• [Stated task]:
Go through the material below and copy all lines with "неэффективностью".

Stored items:

++++++++

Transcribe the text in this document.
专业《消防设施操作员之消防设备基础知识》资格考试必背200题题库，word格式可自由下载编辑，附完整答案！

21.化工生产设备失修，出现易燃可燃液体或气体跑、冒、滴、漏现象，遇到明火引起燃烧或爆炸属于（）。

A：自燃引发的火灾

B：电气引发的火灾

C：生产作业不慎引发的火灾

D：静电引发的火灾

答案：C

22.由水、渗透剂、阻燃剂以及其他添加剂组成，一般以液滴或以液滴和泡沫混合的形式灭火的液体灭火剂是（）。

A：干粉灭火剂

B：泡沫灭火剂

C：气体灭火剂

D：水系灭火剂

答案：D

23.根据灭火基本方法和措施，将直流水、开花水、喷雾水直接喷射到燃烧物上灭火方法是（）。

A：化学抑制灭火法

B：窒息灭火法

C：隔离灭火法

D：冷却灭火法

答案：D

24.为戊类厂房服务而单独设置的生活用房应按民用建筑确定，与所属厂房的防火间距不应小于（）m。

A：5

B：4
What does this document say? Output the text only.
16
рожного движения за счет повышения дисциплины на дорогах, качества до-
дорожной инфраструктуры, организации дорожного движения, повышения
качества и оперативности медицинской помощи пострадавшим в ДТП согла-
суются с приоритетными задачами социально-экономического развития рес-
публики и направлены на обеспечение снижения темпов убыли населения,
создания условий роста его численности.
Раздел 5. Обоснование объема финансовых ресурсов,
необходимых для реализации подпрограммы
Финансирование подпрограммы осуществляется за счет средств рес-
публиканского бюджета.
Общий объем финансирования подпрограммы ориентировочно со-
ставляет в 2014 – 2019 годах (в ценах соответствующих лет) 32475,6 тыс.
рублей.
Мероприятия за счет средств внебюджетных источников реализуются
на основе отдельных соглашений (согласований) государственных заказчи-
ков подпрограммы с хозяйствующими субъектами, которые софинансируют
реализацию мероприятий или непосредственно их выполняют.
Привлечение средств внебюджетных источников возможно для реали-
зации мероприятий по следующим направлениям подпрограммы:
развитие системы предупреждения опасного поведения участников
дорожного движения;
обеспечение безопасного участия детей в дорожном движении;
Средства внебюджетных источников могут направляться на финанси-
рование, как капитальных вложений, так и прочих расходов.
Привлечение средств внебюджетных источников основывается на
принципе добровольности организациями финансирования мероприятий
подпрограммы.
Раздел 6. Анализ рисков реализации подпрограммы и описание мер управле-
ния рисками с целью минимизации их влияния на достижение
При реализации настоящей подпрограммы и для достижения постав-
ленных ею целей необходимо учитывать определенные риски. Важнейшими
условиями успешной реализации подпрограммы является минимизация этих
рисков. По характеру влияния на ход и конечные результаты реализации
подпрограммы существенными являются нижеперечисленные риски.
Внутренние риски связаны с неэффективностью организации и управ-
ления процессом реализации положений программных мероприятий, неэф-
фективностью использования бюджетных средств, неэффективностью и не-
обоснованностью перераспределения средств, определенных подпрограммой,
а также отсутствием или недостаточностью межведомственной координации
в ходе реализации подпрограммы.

++++++++

• [Correct response]:
Внутренние риски связаны с неэффективностью организации и управ-
фективностью использования бюджетных средств, неэффективностью и не-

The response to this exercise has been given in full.